--- BEGIN DATA RECORDS ---

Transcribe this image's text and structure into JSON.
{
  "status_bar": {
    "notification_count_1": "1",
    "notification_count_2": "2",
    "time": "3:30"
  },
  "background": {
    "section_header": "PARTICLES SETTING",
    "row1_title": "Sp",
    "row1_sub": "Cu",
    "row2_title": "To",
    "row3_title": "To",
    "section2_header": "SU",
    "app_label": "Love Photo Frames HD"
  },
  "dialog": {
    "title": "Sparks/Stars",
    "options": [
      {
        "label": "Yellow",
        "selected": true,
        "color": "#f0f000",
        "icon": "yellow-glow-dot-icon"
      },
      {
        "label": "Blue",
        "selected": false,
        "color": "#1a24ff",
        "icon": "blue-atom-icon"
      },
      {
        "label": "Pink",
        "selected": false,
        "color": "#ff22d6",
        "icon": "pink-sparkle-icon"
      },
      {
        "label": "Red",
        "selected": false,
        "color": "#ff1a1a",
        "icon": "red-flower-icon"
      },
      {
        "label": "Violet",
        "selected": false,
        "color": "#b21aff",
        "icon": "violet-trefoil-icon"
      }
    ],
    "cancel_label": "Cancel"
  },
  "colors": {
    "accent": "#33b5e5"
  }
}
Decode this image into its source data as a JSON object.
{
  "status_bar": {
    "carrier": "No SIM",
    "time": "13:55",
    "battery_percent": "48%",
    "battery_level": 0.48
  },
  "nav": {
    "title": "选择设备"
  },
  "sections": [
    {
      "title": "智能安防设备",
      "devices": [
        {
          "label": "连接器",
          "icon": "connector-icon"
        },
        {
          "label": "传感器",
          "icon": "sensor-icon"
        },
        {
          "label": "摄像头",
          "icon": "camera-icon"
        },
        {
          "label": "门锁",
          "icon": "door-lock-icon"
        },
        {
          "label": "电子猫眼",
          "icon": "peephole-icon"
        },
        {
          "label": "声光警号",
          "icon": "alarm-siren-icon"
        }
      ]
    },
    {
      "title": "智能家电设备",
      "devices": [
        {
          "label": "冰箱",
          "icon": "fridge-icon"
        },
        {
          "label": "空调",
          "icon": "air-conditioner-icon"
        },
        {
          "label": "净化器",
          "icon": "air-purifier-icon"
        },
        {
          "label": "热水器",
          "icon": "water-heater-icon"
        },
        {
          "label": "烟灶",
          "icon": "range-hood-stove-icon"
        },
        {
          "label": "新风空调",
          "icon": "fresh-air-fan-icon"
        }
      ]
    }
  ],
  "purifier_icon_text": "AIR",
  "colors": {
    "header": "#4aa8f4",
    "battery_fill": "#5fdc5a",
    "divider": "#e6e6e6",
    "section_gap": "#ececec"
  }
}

--- END DATA RECORDS ---

_INSTRUCTION_.
Every entry must be retyped in full, exactly as given.

_SOLUTION FOR THIS EXERCISE_.
Transcribe this image's text and structure into JSON.
{
  "status_bar": {
    "notification_count_1": "1",
    "notification_count_2": "2",
    "time": "3:30"
  },
  "background": {
    "section_header": "PARTICLES SETTING",
    "row1_title": "Sp",
    "row1_sub": "Cu",
    "row2_title": "To",
    "row3_title": "To",
    "section2_header": "SU",
    "app_label": "Love Photo Frames HD"
  },
  "dialog": {
    "title": "Sparks/Stars",
    "options": [
      {
        "label": "Yellow",
        "selected": true,
        "color": "#f0f000",
        "icon": "yellow-glow-dot-icon"
      },
      {
        "label": "Blue",
        "selected": false,
        "color": "#1a24ff",
        "icon": "blue-atom-icon"
      },
      {
        "label": "Pink",
        "selected": false,
        "color": "#ff22d6",
        "icon": "pink-sparkle-icon"
      },
      {
        "label": "Red",
        "selected": false,
        "color": "#ff1a1a",
        "icon": "red-flower-icon"
      },
      {
        "label": "Violet",
        "selected": false,
        "color": "#b21aff",
        "icon": "violet-trefoil-icon"
      }
    ],
    "cancel_label": "Cancel"
  },
  "colors": {
    "accent": "#33b5e5"
  }
}
Decode this image into its source data as a JSON object.
{
  "status_bar": {
    "carrier": "No SIM",
    "time": "13:55",
    "battery_percent": "48%",
    "battery_level": 0.48
  },
  "nav": {
    "title": "选择设备"
  },
  "sections": [
    {
      "title": "智能安防设备",
      "devices": [
        {
          "label": "连接器",
          "icon": "connector-icon"
        },
        {
          "label": "传感器",
          "icon": "sensor-icon"
        },
        {
          "label": "摄像头",
          "icon": "camera-icon"
        },
        {
          "label": "门锁",
          "icon": "door-lock-icon"
        },
        {
          "label": "电子猫眼",
          "icon": "peephole-icon"
        },
        {
          "label": "声光警号",
          "icon": "alarm-siren-icon"
        }
      ]
    },
    {
      "title": "智能家电设备",
      "devices": [
        {
          "label": "冰箱",
          "icon": "fridge-icon"
        },
        {
          "label": "空调",
          "icon": "air-conditioner-icon"
        },
        {
          "label": "净化器",
          "icon": "air-purifier-icon"
        },
        {
          "label": "热水器",
          "icon": "water-heater-icon"
        },
        {
          "label": "烟灶",
          "icon": "range-hood-stove-icon"
        },
        {
          "label": "新风空调",
          "icon": "fresh-air-fan-icon"
        }
      ]
    }
  ],
  "purifier_icon_text": "AIR",
  "colors": {
    "header": "#4aa8f4",
    "battery_fill": "#5fdc5a",
    "divider": "#e6e6e6",
    "section_gap": "#ececec"
  }
}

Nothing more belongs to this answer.